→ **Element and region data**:
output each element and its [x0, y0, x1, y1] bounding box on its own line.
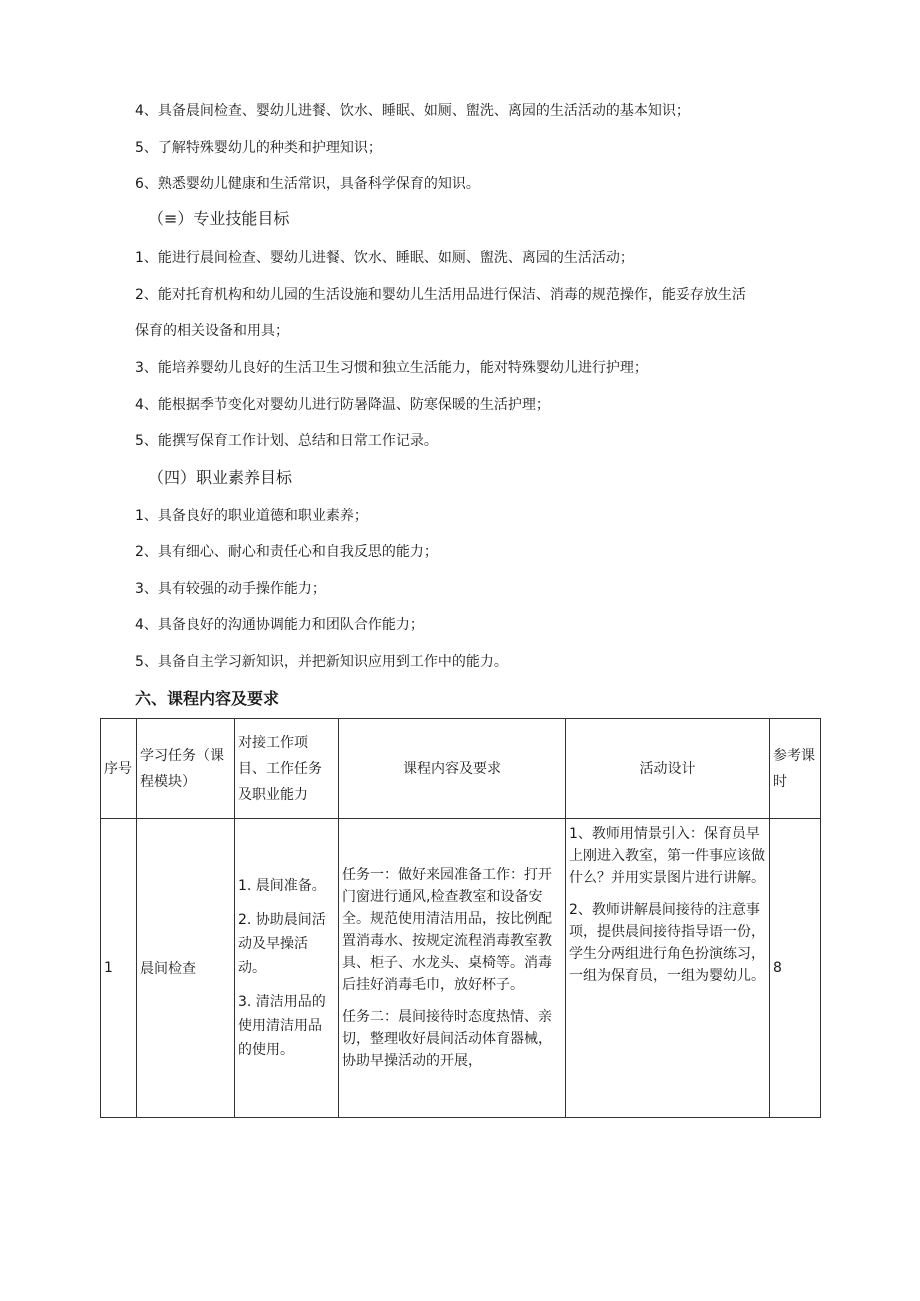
section-heading: 六、课程内容及要求: [135, 689, 280, 708]
header-task: 学习任务（课程模块）: [137, 719, 235, 819]
cell-activity: [566, 819, 770, 1118]
activity-item-1: 1、教师用情景引入：保育员早上刚进入教室，第一件事应该做什么？并用实景图片进行讲解。: [569, 826, 765, 886]
header-content: 课程内容及要求: [339, 719, 566, 819]
table-header-row: [101, 719, 821, 819]
header-no: 序号: [101, 719, 137, 819]
skills-item-5: 5、能撰写保育工作计划、总结和日常工作记录。: [135, 433, 438, 449]
header-activity: 活动设计: [566, 719, 770, 819]
header-hours: 参考课时: [770, 719, 821, 819]
skills-item-2: 2、能对托育机构和幼儿园的生活设施和婴幼儿生活用品进行保洁、消毒的规范操作，能妥存放生活: [135, 287, 746, 303]
cell-content: [339, 819, 566, 1118]
literacy-heading: （四）职业素养目标: [148, 468, 293, 487]
literacy-item-1: 1、具备良好的职业道德和职业素养；: [135, 508, 368, 524]
literacy-item-5: 5、具备自主学习新知识，并把新知识应用到工作中的能力。: [135, 654, 508, 670]
content-task-2: 任务二：晨间接待时态度热情、亲切，整理收好晨间活动体育器械，协助早操活动的开展，: [342, 1009, 552, 1069]
header-project: 对接工作项目、工作任务及职业能力: [235, 719, 339, 819]
skills-item-1: 1、能进行晨间检查、婴幼儿进餐、饮水、睡眠、如厕、盥洗、离园的生活活动；: [135, 250, 634, 266]
cell-hours: 8: [770, 819, 821, 1118]
skills-item-2-cont: 保育的相关设备和用具；: [135, 323, 289, 339]
activity-item-2: 2、教师讲解晨间接待的注意事项，提供晨间接待指导语一份，学生分两组进行角色扮演练习，一组为保育员，一组为婴幼儿。: [569, 902, 765, 984]
cell-task: 晨间检查: [137, 819, 235, 1118]
cell-project: [235, 819, 339, 1118]
literacy-item-4: 4、具备良好的沟通协调能力和团队合作能力；: [135, 617, 424, 633]
skills-item-4: 4、能根据季节变化对婴幼儿进行防暑降温、防寒保暖的生活护理；: [135, 397, 550, 413]
literacy-item-2: 2、具有细心、耐心和责任心和自我反思的能力；: [135, 544, 438, 560]
knowledge-item-4: 4、具备晨间检查、婴幼儿进餐、饮水、睡眠、如厕、盥洗、离园的生活活动的基本知识；: [135, 103, 690, 119]
knowledge-item-5: 5、了解特殊婴幼儿的种类和护理知识；: [135, 140, 382, 156]
table-row: [101, 819, 821, 1118]
project-item-2: 2. 协助晨间活动及早操活动。: [238, 912, 326, 976]
course-content-table: [100, 718, 821, 1118]
skills-item-3: 3、能培养婴幼儿良好的生活卫生习惯和独立生活能力，能对特殊婴幼儿进行护理；: [135, 360, 648, 376]
project-item-1: 1. 晨间准备。: [238, 878, 326, 894]
content-task-1: 任务一：做好来园准备工作：打开门窗进行通风,检查教室和设备安全。规范使用清洁用品，按比例配置消毒水、按规定流程消毒教室教具、柜子、水龙头、桌椅等。消毒后挂好消毒毛巾，放好杯子。: [342, 867, 552, 993]
skills-heading: （≡）专业技能目标: [148, 209, 290, 228]
knowledge-item-6: 6、熟悉婴幼儿健康和生活常识，具备科学保育的知识。: [135, 176, 480, 192]
project-item-3: 3. 清洁用品的使用清洁用品的使用。: [238, 994, 326, 1058]
cell-no: 1: [101, 819, 137, 1118]
literacy-item-3: 3、具有较强的动手操作能力；: [135, 581, 326, 597]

→ **The request**: Transcribe the lines from the one containing "section-heading: 六、课程内容及要求: [135, 689, 280, 708]" through the one containing "103, 690, 119]", including both of those lines.

→ **Task output**:
section-heading: 六、课程内容及要求: [135, 689, 280, 708]
header-task: 学习任务（课程模块）: [137, 719, 235, 819]
cell-activity: [566, 819, 770, 1118]
activity-item-1: 1、教师用情景引入：保育员早上刚进入教室，第一件事应该做什么？并用实景图片进行讲解。: [569, 826, 765, 886]
header-content: 课程内容及要求: [339, 719, 566, 819]
table-header-row: [101, 719, 821, 819]
header-no: 序号: [101, 719, 137, 819]
skills-item-5: 5、能撰写保育工作计划、总结和日常工作记录。: [135, 433, 438, 449]
header-activity: 活动设计: [566, 719, 770, 819]
header-hours: 参考课时: [770, 719, 821, 819]
skills-item-2: 2、能对托育机构和幼儿园的生活设施和婴幼儿生活用品进行保洁、消毒的规范操作，能妥存放生活: [135, 287, 746, 303]
cell-content: [339, 819, 566, 1118]
literacy-heading: （四）职业素养目标: [148, 468, 293, 487]
literacy-item-1: 1、具备良好的职业道德和职业素养；: [135, 508, 368, 524]
literacy-item-5: 5、具备自主学习新知识，并把新知识应用到工作中的能力。: [135, 654, 508, 670]
content-task-2: 任务二：晨间接待时态度热情、亲切，整理收好晨间活动体育器械，协助早操活动的开展，: [342, 1009, 552, 1069]
header-project: 对接工作项目、工作任务及职业能力: [235, 719, 339, 819]
skills-item-1: 1、能进行晨间检查、婴幼儿进餐、饮水、睡眠、如厕、盥洗、离园的生活活动；: [135, 250, 634, 266]
cell-hours: 8: [770, 819, 821, 1118]
skills-item-2-cont: 保育的相关设备和用具；: [135, 323, 289, 339]
activity-item-2: 2、教师讲解晨间接待的注意事项，提供晨间接待指导语一份，学生分两组进行角色扮演练习，一组为保育员，一组为婴幼儿。: [569, 902, 765, 984]
cell-task: 晨间检查: [137, 819, 235, 1118]
cell-project: [235, 819, 339, 1118]
literacy-item-4: 4、具备良好的沟通协调能力和团队合作能力；: [135, 617, 424, 633]
skills-item-4: 4、能根据季节变化对婴幼儿进行防暑降温、防寒保暖的生活护理；: [135, 397, 550, 413]
literacy-item-2: 2、具有细心、耐心和责任心和自我反思的能力；: [135, 544, 438, 560]
knowledge-item-4: 4、具备晨间检查、婴幼儿进餐、饮水、睡眠、如厕、盥洗、离园的生活活动的基本知识；: [135, 103, 690, 119]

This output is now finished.